» **Given instruction**
Copy every entry precisely.

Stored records
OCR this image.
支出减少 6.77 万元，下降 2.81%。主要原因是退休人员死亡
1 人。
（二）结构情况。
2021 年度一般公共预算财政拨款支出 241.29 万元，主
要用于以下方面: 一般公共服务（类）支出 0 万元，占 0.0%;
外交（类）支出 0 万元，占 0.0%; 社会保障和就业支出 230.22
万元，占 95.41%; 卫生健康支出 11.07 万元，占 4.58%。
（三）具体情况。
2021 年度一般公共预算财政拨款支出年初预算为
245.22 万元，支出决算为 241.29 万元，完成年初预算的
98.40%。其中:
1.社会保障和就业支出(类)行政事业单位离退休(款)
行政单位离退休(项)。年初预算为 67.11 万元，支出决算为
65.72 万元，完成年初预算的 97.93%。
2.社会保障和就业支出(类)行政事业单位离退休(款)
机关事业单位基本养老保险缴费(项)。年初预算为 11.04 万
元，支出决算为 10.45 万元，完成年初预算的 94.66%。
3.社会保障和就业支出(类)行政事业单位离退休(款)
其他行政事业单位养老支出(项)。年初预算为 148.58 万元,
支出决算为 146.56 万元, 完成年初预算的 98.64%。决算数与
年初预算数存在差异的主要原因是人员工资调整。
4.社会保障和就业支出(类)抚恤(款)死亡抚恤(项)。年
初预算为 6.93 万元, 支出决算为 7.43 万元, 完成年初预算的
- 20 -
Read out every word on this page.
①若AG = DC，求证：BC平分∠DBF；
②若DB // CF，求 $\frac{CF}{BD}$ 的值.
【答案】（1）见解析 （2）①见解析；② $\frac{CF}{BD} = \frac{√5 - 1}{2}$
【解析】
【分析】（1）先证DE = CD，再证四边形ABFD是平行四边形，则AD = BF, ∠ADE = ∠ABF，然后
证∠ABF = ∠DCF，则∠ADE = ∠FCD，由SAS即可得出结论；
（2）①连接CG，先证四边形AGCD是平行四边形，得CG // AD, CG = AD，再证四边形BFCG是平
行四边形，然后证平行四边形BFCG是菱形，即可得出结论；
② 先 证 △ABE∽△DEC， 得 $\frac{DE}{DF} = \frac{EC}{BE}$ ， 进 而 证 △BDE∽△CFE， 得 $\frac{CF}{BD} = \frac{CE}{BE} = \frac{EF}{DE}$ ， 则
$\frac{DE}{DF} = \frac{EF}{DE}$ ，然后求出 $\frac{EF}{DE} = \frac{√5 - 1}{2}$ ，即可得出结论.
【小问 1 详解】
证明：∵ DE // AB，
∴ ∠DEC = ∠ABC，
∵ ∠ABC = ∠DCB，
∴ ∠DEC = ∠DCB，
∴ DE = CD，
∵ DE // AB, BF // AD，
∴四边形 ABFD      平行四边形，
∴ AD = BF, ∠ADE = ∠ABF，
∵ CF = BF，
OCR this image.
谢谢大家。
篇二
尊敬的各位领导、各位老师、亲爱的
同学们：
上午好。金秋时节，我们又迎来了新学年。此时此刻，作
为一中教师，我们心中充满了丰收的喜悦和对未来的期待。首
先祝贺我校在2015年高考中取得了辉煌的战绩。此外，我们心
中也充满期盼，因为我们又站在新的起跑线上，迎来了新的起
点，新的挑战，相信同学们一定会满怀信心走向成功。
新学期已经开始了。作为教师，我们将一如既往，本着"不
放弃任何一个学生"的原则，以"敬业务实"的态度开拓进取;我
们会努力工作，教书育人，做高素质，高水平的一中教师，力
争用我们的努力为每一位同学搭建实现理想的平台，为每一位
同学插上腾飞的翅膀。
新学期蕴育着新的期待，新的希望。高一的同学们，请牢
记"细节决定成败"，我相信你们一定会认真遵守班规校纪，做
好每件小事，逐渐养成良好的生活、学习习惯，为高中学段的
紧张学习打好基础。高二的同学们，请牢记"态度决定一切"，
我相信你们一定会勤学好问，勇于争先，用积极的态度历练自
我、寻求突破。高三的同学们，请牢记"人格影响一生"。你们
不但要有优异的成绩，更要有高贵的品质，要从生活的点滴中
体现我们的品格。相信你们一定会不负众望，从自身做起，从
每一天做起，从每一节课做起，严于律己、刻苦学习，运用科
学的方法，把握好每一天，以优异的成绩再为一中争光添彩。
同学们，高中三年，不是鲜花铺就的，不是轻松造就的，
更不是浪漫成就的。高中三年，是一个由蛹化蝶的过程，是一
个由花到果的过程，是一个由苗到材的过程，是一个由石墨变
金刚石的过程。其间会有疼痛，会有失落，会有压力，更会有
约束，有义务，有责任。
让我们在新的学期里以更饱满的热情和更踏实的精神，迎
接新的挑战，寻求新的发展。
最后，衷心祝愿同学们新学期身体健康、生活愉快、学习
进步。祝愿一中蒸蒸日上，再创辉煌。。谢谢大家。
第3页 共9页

» **Expected output**
OCR this image.
支出减少 6.77 万元，下降 2.81%。主要原因是退休人员死亡
1 人。
（二）结构情况。
2021 年度一般公共预算财政拨款支出 241.29 万元，主
要用于以下方面: 一般公共服务（类）支出 0 万元，占 0.0%;
外交（类）支出 0 万元，占 0.0%; 社会保障和就业支出 230.22
万元，占 95.41%; 卫生健康支出 11.07 万元，占 4.58%。
（三）具体情况。
2021 年度一般公共预算财政拨款支出年初预算为
245.22 万元，支出决算为 241.29 万元，完成年初预算的
98.40%。其中:
1.社会保障和就业支出(类)行政事业单位离退休(款)
行政单位离退休(项)。年初预算为 67.11 万元，支出决算为
65.72 万元，完成年初预算的 97.93%。
2.社会保障和就业支出(类)行政事业单位离退休(款)
机关事业单位基本养老保险缴费(项)。年初预算为 11.04 万
元，支出决算为 10.45 万元，完成年初预算的 94.66%。
3.社会保障和就业支出(类)行政事业单位离退休(款)
其他行政事业单位养老支出(项)。年初预算为 148.58 万元,
支出决算为 146.56 万元, 完成年初预算的 98.64%。决算数与
年初预算数存在差异的主要原因是人员工资调整。
4.社会保障和就业支出(类)抚恤(款)死亡抚恤(项)。年
初预算为 6.93 万元, 支出决算为 7.43 万元, 完成年初预算的
- 20 -
Read out every word on this page.
①若AG = DC，求证：BC平分∠DBF；
②若DB // CF，求 $\frac{CF}{BD}$ 的值.
【答案】（1）见解析 （2）①见解析；② $\frac{CF}{BD} = \frac{√5 - 1}{2}$
【解析】
【分析】（1）先证DE = CD，再证四边形ABFD是平行四边形，则AD = BF, ∠ADE = ∠ABF，然后
证∠ABF = ∠DCF，则∠ADE = ∠FCD，由SAS即可得出结论；
（2）①连接CG，先证四边形AGCD是平行四边形，得CG // AD, CG = AD，再证四边形BFCG是平
行四边形，然后证平行四边形BFCG是菱形，即可得出结论；
② 先 证 △ABE∽△DEC， 得 $\frac{DE}{DF} = \frac{EC}{BE}$ ， 进 而 证 △BDE∽△CFE， 得 $\frac{CF}{BD} = \frac{CE}{BE} = \frac{EF}{DE}$ ， 则
$\frac{DE}{DF} = \frac{EF}{DE}$ ，然后求出 $\frac{EF}{DE} = \frac{√5 - 1}{2}$ ，即可得出结论.
【小问 1 详解】
证明：∵ DE // AB，
∴ ∠DEC = ∠ABC，
∵ ∠ABC = ∠DCB，
∴ ∠DEC = ∠DCB，
∴ DE = CD，
∵ DE // AB, BF // AD，
∴四边形 ABFD      平行四边形，
∴ AD = BF, ∠ADE = ∠ABF，
∵ CF = BF，
OCR this image.
谢谢大家。
篇二
尊敬的各位领导、各位老师、亲爱的
同学们：
上午好。金秋时节，我们又迎来了新学年。此时此刻，作
为一中教师，我们心中充满了丰收的喜悦和对未来的期待。首
先祝贺我校在2015年高考中取得了辉煌的战绩。此外，我们心
中也充满期盼，因为我们又站在新的起跑线上，迎来了新的起
点，新的挑战，相信同学们一定会满怀信心走向成功。
新学期已经开始了。作为教师，我们将一如既往，本着"不
放弃任何一个学生"的原则，以"敬业务实"的态度开拓进取;我
们会努力工作，教书育人，做高素质，高水平的一中教师，力
争用我们的努力为每一位同学搭建实现理想的平台，为每一位
同学插上腾飞的翅膀。
新学期蕴育着新的期待，新的希望。高一的同学们，请牢
记"细节决定成败"，我相信你们一定会认真遵守班规校纪，做
好每件小事，逐渐养成良好的生活、学习习惯，为高中学段的
紧张学习打好基础。高二的同学们，请牢记"态度决定一切"，
我相信你们一定会勤学好问，勇于争先，用积极的态度历练自
我、寻求突破。高三的同学们，请牢记"人格影响一生"。你们
不但要有优异的成绩，更要有高贵的品质，要从生活的点滴中
体现我们的品格。相信你们一定会不负众望，从自身做起，从
每一天做起，从每一节课做起，严于律己、刻苦学习，运用科
学的方法，把握好每一天，以优异的成绩再为一中争光添彩。
同学们，高中三年，不是鲜花铺就的，不是轻松造就的，
更不是浪漫成就的。高中三年，是一个由蛹化蝶的过程，是一
个由花到果的过程，是一个由苗到材的过程，是一个由石墨变
金刚石的过程。其间会有疼痛，会有失落，会有压力，更会有
约束，有义务，有责任。
让我们在新的学期里以更饱满的热情和更踏实的精神，迎
接新的挑战，寻求新的发展。
最后，衷心祝愿同学们新学期身体健康、生活愉快、学习
进步。祝愿一中蒸蒸日上，再创辉煌。。谢谢大家。
第3页 共9页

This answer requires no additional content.